Read the material below and count the lines holding the string "Epoch". Give that count with nothing added.

Rows from a figure dataset
--- --- ---

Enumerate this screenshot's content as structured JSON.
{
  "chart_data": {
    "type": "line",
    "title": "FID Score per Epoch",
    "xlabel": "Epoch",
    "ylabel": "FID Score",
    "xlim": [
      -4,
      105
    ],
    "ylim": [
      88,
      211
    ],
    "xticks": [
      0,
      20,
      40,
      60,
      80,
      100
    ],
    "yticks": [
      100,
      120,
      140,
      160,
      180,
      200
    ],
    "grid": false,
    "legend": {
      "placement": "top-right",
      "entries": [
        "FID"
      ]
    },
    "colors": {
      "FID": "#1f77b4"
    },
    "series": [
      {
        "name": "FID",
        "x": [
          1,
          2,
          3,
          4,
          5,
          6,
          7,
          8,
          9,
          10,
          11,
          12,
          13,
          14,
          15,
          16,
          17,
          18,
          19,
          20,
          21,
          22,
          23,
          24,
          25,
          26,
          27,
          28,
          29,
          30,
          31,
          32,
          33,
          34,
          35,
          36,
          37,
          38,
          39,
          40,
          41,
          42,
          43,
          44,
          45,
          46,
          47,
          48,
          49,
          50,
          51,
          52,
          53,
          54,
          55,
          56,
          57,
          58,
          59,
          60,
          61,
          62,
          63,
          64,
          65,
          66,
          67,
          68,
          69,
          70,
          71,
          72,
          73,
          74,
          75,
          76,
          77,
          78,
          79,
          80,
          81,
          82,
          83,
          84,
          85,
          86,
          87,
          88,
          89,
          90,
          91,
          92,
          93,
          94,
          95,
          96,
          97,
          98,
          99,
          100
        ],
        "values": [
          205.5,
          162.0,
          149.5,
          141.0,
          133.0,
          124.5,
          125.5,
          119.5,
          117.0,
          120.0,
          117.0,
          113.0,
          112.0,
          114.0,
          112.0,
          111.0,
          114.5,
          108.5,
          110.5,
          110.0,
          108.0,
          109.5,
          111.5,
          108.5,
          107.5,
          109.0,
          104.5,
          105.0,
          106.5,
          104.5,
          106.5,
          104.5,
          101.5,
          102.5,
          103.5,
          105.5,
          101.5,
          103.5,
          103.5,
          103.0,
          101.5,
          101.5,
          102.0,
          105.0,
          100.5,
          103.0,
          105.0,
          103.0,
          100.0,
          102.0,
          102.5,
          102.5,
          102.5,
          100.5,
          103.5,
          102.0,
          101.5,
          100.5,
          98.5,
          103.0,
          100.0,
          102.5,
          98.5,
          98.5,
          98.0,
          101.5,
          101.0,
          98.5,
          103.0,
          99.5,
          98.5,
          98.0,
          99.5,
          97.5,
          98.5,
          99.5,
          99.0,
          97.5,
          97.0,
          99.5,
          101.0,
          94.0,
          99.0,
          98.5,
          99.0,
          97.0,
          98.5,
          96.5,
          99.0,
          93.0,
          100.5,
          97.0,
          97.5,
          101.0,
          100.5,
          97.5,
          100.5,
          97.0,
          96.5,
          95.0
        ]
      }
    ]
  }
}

--- --- ---

▶ **Answer to the exercise**:
2